:: ROWS

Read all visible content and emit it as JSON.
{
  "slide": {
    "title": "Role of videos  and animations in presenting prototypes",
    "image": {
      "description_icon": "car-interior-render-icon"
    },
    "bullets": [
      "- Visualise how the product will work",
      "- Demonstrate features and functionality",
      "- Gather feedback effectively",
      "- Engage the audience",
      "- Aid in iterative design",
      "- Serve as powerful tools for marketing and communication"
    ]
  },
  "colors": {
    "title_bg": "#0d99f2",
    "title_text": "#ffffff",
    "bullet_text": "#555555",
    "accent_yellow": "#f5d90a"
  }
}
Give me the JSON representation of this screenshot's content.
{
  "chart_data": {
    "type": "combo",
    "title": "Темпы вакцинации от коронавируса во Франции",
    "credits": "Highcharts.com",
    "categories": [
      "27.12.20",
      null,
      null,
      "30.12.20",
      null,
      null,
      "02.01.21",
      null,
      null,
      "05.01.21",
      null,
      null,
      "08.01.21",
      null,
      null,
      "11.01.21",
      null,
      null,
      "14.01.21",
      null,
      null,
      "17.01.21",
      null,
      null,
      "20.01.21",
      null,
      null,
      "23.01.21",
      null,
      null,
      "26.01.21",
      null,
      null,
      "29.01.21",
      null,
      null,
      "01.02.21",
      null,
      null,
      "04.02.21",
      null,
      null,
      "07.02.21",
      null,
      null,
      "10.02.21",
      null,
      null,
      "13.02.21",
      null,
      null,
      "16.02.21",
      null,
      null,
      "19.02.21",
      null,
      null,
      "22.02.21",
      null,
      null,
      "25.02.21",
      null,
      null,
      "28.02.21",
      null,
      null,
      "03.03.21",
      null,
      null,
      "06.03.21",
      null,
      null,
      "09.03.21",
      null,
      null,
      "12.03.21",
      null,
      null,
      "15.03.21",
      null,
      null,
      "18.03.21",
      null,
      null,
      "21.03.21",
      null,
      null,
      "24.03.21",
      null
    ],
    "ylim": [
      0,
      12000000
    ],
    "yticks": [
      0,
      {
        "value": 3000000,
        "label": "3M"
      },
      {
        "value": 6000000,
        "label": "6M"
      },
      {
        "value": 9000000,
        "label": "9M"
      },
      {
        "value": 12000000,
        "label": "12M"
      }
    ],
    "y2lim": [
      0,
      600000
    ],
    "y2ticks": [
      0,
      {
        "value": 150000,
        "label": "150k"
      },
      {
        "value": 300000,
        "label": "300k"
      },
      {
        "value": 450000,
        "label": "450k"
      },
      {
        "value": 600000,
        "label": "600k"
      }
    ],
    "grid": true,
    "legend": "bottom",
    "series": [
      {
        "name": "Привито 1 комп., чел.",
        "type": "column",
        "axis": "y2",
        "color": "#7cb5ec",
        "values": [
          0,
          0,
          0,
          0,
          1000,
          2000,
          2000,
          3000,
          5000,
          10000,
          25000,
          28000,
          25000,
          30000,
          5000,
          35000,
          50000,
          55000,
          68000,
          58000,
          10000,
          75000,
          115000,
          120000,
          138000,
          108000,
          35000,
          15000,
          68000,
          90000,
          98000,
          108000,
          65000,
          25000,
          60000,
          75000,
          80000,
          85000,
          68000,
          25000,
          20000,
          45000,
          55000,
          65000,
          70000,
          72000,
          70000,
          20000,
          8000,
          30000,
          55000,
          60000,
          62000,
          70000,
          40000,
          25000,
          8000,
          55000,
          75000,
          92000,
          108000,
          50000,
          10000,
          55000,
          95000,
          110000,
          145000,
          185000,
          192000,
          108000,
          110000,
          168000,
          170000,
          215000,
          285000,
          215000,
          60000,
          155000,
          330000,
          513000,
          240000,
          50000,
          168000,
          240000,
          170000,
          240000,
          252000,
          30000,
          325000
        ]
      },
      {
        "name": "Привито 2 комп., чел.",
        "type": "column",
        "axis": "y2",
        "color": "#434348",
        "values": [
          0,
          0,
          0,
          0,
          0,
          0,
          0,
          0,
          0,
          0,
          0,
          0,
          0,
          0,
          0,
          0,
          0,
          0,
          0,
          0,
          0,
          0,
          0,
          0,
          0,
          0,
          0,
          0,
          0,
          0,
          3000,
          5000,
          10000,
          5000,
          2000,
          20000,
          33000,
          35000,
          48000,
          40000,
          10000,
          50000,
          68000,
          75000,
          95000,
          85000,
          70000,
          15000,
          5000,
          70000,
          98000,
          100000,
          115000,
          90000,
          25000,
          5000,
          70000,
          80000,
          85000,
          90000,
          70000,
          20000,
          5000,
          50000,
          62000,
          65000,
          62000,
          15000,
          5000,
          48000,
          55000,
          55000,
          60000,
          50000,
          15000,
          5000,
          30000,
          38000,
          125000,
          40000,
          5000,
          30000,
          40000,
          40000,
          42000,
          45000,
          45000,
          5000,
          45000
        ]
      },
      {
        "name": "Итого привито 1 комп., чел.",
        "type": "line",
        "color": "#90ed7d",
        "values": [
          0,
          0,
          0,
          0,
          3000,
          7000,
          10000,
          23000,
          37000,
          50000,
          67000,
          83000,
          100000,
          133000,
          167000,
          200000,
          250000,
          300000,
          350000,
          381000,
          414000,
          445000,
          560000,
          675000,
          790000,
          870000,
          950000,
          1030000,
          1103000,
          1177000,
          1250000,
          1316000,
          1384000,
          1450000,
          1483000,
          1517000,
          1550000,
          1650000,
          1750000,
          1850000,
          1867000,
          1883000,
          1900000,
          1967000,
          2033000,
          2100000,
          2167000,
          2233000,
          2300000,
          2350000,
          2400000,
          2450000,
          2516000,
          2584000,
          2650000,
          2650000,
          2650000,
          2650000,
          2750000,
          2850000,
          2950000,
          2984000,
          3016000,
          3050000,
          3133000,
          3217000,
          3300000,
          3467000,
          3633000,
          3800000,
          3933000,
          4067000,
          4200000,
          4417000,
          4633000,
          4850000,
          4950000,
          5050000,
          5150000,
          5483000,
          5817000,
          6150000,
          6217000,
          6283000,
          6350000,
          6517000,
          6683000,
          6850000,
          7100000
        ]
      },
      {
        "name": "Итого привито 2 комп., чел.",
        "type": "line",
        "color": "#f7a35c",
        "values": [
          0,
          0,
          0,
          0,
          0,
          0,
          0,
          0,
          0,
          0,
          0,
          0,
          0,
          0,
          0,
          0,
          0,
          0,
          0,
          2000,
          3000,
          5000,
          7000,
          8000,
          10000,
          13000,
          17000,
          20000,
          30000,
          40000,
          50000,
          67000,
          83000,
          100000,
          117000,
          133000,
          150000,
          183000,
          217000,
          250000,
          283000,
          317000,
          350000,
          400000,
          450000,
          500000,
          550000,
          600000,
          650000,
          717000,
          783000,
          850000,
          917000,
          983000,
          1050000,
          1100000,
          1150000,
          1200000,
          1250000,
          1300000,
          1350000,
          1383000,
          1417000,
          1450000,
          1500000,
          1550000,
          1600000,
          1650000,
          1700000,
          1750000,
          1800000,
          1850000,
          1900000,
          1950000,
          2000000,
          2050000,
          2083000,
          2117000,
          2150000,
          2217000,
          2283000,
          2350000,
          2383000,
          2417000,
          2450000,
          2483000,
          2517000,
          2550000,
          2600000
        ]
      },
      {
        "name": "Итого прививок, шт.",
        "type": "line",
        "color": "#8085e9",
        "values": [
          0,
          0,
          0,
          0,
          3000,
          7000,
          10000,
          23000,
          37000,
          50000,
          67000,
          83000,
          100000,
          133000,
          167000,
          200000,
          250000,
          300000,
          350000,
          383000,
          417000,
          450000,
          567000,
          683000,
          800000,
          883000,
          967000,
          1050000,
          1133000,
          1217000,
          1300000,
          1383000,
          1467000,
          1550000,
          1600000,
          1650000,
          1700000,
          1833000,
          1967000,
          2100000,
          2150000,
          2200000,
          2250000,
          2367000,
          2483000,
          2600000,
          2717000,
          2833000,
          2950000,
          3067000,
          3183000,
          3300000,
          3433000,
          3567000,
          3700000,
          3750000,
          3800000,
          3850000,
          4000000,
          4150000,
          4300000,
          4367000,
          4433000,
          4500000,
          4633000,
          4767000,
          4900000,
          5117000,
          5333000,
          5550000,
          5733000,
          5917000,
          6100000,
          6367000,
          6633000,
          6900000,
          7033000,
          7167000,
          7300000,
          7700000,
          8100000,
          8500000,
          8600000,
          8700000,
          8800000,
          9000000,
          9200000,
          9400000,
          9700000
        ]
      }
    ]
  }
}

::::

* _CHALLENGE_:
From the listing, copy every line where the string "JSON" appears.

* _RESPONSE TO THE TASK_:
Read all visible content and emit it as JSON.
Give me the JSON representation of this screenshot's content.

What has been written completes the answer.